EXERCISE DIRECTIONS
Reproduce all records exactly.

RECORDS
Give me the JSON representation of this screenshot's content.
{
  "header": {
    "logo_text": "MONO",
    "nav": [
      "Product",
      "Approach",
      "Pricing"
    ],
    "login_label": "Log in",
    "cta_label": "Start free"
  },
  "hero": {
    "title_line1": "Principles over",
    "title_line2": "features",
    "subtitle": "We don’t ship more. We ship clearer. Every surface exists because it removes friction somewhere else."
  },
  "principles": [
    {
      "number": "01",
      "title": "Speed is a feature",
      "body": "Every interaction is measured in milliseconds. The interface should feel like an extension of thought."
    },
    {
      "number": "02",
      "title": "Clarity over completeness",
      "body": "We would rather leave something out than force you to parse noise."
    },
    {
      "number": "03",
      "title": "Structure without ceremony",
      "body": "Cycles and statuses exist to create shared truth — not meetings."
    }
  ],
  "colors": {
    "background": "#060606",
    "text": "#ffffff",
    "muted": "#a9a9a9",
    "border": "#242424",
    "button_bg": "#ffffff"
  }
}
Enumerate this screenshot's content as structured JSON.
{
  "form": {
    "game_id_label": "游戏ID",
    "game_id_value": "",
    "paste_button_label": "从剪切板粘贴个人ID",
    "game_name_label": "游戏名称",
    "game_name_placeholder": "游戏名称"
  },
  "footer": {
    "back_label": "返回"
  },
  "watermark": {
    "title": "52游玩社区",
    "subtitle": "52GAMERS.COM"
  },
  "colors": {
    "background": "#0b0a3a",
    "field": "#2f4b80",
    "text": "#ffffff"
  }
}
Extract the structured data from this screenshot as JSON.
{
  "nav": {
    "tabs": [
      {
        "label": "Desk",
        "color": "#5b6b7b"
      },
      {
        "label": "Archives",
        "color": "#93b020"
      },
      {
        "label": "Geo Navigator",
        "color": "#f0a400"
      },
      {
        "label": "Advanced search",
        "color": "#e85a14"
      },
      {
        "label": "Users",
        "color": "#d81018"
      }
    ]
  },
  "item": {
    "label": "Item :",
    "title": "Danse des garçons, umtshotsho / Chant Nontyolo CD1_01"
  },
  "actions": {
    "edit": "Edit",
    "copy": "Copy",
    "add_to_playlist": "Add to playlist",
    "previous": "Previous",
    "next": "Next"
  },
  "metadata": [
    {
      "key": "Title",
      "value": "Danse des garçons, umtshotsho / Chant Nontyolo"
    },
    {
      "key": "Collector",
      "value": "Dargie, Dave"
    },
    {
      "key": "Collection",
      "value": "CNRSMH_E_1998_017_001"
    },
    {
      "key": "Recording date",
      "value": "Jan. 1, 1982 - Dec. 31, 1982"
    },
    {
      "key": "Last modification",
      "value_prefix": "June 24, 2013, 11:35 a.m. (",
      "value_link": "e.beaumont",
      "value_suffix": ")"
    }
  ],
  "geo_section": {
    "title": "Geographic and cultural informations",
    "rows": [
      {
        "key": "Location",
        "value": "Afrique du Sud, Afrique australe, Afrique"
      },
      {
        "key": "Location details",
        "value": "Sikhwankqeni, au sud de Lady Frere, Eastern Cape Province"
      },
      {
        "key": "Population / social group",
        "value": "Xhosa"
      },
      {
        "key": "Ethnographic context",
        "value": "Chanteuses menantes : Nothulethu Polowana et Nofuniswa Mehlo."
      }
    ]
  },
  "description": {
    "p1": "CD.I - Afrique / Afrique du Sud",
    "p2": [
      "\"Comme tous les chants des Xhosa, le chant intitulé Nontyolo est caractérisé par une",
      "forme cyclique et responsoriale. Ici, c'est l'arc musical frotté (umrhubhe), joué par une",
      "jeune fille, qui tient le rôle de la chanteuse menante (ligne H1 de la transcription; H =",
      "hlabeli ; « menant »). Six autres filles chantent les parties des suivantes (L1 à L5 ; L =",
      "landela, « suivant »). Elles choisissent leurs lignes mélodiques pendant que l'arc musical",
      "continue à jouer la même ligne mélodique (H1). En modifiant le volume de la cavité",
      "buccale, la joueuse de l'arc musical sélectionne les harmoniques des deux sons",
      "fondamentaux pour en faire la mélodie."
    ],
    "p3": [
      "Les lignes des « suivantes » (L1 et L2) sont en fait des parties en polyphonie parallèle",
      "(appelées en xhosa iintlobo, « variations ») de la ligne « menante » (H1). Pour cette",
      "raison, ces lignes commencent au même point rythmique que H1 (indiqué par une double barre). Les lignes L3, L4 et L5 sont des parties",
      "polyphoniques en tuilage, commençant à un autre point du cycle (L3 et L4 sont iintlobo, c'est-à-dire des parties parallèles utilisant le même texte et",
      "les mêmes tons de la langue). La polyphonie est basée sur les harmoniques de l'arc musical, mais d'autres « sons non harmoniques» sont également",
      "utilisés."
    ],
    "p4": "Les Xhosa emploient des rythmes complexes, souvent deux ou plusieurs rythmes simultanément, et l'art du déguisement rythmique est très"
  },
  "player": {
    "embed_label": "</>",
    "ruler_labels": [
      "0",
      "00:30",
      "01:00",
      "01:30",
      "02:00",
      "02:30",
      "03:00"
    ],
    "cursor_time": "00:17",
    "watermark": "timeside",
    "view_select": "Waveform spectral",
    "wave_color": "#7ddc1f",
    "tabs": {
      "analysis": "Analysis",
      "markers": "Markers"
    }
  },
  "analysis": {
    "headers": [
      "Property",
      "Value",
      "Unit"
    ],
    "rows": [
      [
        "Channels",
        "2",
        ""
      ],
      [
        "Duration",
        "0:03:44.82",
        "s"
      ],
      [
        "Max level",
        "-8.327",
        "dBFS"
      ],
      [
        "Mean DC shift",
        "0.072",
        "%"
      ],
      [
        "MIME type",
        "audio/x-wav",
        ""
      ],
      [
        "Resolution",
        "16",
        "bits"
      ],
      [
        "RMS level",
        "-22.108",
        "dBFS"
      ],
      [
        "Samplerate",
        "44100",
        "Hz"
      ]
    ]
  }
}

FULL OUTPUT
Give me the JSON representation of this screenshot's content.
{
  "header": {
    "logo_text": "MONO",
    "nav": [
      "Product",
      "Approach",
      "Pricing"
    ],
    "login_label": "Log in",
    "cta_label": "Start free"
  },
  "hero": {
    "title_line1": "Principles over",
    "title_line2": "features",
    "subtitle": "We don’t ship more. We ship clearer. Every surface exists because it removes friction somewhere else."
  },
  "principles": [
    {
      "number": "01",
      "title": "Speed is a feature",
      "body": "Every interaction is measured in milliseconds. The interface should feel like an extension of thought."
    },
    {
      "number": "02",
      "title": "Clarity over completeness",
      "body": "We would rather leave something out than force you to parse noise."
    },
    {
      "number": "03",
      "title": "Structure without ceremony",
      "body": "Cycles and statuses exist to create shared truth — not meetings."
    }
  ],
  "colors": {
    "background": "#060606",
    "text": "#ffffff",
    "muted": "#a9a9a9",
    "border": "#242424",
    "button_bg": "#ffffff"
  }
}
Enumerate this screenshot's content as structured JSON.
{
  "form": {
    "game_id_label": "游戏ID",
    "game_id_value": "",
    "paste_button_label": "从剪切板粘贴个人ID",
    "game_name_label": "游戏名称",
    "game_name_placeholder": "游戏名称"
  },
  "footer": {
    "back_label": "返回"
  },
  "watermark": {
    "title": "52游玩社区",
    "subtitle": "52GAMERS.COM"
  },
  "colors": {
    "background": "#0b0a3a",
    "field": "#2f4b80",
    "text": "#ffffff"
  }
}
Extract the structured data from this screenshot as JSON.
{
  "nav": {
    "tabs": [
      {
        "label": "Desk",
        "color": "#5b6b7b"
      },
      {
        "label": "Archives",
        "color": "#93b020"
      },
      {
        "label": "Geo Navigator",
        "color": "#f0a400"
      },
      {
        "label": "Advanced search",
        "color": "#e85a14"
      },
      {
        "label": "Users",
        "color": "#d81018"
      }
    ]
  },
  "item": {
    "label": "Item :",
    "title": "Danse des garçons, umtshotsho / Chant Nontyolo CD1_01"
  },
  "actions": {
    "edit": "Edit",
    "copy": "Copy",
    "add_to_playlist": "Add to playlist",
    "previous": "Previous",
    "next": "Next"
  },
  "metadata": [
    {
      "key": "Title",
      "value": "Danse des garçons, umtshotsho / Chant Nontyolo"
    },
    {
      "key": "Collector",
      "value": "Dargie, Dave"
    },
    {
      "key": "Collection",
      "value": "CNRSMH_E_1998_017_001"
    },
    {
      "key": "Recording date",
      "value": "Jan. 1, 1982 - Dec. 31, 1982"
    },
    {
      "key": "Last modification",
      "value_prefix": "June 24, 2013, 11:35 a.m. (",
      "value_link": "e.beaumont",
      "value_suffix": ")"
    }
  ],
  "geo_section": {
    "title": "Geographic and cultural informations",
    "rows": [
      {
        "key": "Location",
        "value": "Afrique du Sud, Afrique australe, Afrique"
      },
      {
        "key": "Location details",
        "value": "Sikhwankqeni, au sud de Lady Frere, Eastern Cape Province"
      },
      {
        "key": "Population / social group",
        "value": "Xhosa"
      },
      {
        "key": "Ethnographic context",
        "value": "Chanteuses menantes : Nothulethu Polowana et Nofuniswa Mehlo."
      }
    ]
  },
  "description": {
    "p1": "CD.I - Afrique / Afrique du Sud",
    "p2": [
      "\"Comme tous les chants des Xhosa, le chant intitulé Nontyolo est caractérisé par une",
      "forme cyclique et responsoriale. Ici, c'est l'arc musical frotté (umrhubhe), joué par une",
      "jeune fille, qui tient le rôle de la chanteuse menante (ligne H1 de la transcription; H =",
      "hlabeli ; « menant »). Six autres filles chantent les parties des suivantes (L1 à L5 ; L =",
      "landela, « suivant »). Elles choisissent leurs lignes mélodiques pendant que l'arc musical",
      "continue à jouer la même ligne mélodique (H1). En modifiant le volume de la cavité",
      "buccale, la joueuse de l'arc musical sélectionne les harmoniques des deux sons",
      "fondamentaux pour en faire la mélodie."
    ],
    "p3": [
      "Les lignes des « suivantes » (L1 et L2) sont en fait des parties en polyphonie parallèle",
      "(appelées en xhosa iintlobo, « variations ») de la ligne « menante » (H1). Pour cette",
      "raison, ces lignes commencent au même point rythmique que H1 (indiqué par une double barre). Les lignes L3, L4 et L5 sont des parties",
      "polyphoniques en tuilage, commençant à un autre point du cycle (L3 et L4 sont iintlobo, c'est-à-dire des parties parallèles utilisant le même texte et",
      "les mêmes tons de la langue). La polyphonie est basée sur les harmoniques de l'arc musical, mais d'autres « sons non harmoniques» sont également",
      "utilisés."
    ],
    "p4": "Les Xhosa emploient des rythmes complexes, souvent deux ou plusieurs rythmes simultanément, et l'art du déguisement rythmique est très"
  },
  "player": {
    "embed_label": "</>",
    "ruler_labels": [
      "0",
      "00:30",
      "01:00",
      "01:30",
      "02:00",
      "02:30",
      "03:00"
    ],
    "cursor_time": "00:17",
    "watermark": "timeside",
    "view_select": "Waveform spectral",
    "wave_color": "#7ddc1f",
    "tabs": {
      "analysis": "Analysis",
      "markers": "Markers"
    }
  },
  "analysis": {
    "headers": [
      "Property",
      "Value",
      "Unit"
    ],
    "rows": [
      [
        "Channels",
        "2",
        ""
      ],
      [
        "Duration",
        "0:03:44.82",
        "s"
      ],
      [
        "Max level",
        "-8.327",
        "dBFS"
      ],
      [
        "Mean DC shift",
        "0.072",
        "%"
      ],
      [
        "MIME type",
        "audio/x-wav",
        ""
      ],
      [
        "Resolution",
        "16",
        "bits"
      ],
      [
        "RMS level",
        "-22.108",
        "dBFS"
      ],
      [
        "Samplerate",
        "44100",
        "Hz"
      ]
    ]
  }
}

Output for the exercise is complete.